▶ [Exercise requirements]: Produce an exact copy of all the records.
##### Material to process
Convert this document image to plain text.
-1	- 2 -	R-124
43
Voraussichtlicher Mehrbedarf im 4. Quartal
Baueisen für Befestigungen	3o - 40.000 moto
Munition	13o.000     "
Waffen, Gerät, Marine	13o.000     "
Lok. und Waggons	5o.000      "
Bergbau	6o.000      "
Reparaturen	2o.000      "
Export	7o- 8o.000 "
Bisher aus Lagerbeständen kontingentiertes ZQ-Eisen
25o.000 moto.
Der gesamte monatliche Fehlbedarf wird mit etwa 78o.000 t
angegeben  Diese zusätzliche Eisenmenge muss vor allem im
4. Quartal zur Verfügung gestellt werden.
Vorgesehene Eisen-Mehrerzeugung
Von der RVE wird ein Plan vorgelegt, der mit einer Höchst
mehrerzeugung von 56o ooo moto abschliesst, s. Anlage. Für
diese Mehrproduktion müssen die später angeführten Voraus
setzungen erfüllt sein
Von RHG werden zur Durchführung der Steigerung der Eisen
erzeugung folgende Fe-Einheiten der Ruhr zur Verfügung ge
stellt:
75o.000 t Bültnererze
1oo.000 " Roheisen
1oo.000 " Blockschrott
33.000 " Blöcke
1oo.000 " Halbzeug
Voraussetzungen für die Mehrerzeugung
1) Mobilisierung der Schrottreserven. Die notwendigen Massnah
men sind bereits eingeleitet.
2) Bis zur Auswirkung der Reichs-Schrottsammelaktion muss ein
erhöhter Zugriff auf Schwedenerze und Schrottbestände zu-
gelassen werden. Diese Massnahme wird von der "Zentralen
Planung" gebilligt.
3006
##########
▶ [Result]:
Convert this document image to plain text.
-1	- 2 -	R-124
43
Voraussichtlicher Mehrbedarf im 4. Quartal
Baueisen für Befestigungen	3o - 40.000 moto
Munition	13o.000     "
Waffen, Gerät, Marine	13o.000     "
Lok. und Waggons	5o.000      "
Bergbau	6o.000      "
Reparaturen	2o.000      "
Export	7o- 8o.000 "
Bisher aus Lagerbeständen kontingentiertes ZQ-Eisen
25o.000 moto.
Der gesamte monatliche Fehlbedarf wird mit etwa 78o.000 t
angegeben  Diese zusätzliche Eisenmenge muss vor allem im
4. Quartal zur Verfügung gestellt werden.
Vorgesehene Eisen-Mehrerzeugung
Von der RVE wird ein Plan vorgelegt, der mit einer Höchst
mehrerzeugung von 56o ooo moto abschliesst, s. Anlage. Für
diese Mehrproduktion müssen die später angeführten Voraus
setzungen erfüllt sein
Von RHG werden zur Durchführung der Steigerung der Eisen
erzeugung folgende Fe-Einheiten der Ruhr zur Verfügung ge
stellt:
75o.000 t Bültnererze
1oo.000 " Roheisen
1oo.000 " Blockschrott
33.000 " Blöcke
1oo.000 " Halbzeug
Voraussetzungen für die Mehrerzeugung
1) Mobilisierung der Schrottreserven. Die notwendigen Massnah
men sind bereits eingeleitet.
2) Bis zur Auswirkung der Reichs-Schrottsammelaktion muss ein
erhöhter Zugriff auf Schwedenerze und Schrottbestände zu-
gelassen werden. Diese Massnahme wird von der "Zentralen
Planung" gebilligt.
3006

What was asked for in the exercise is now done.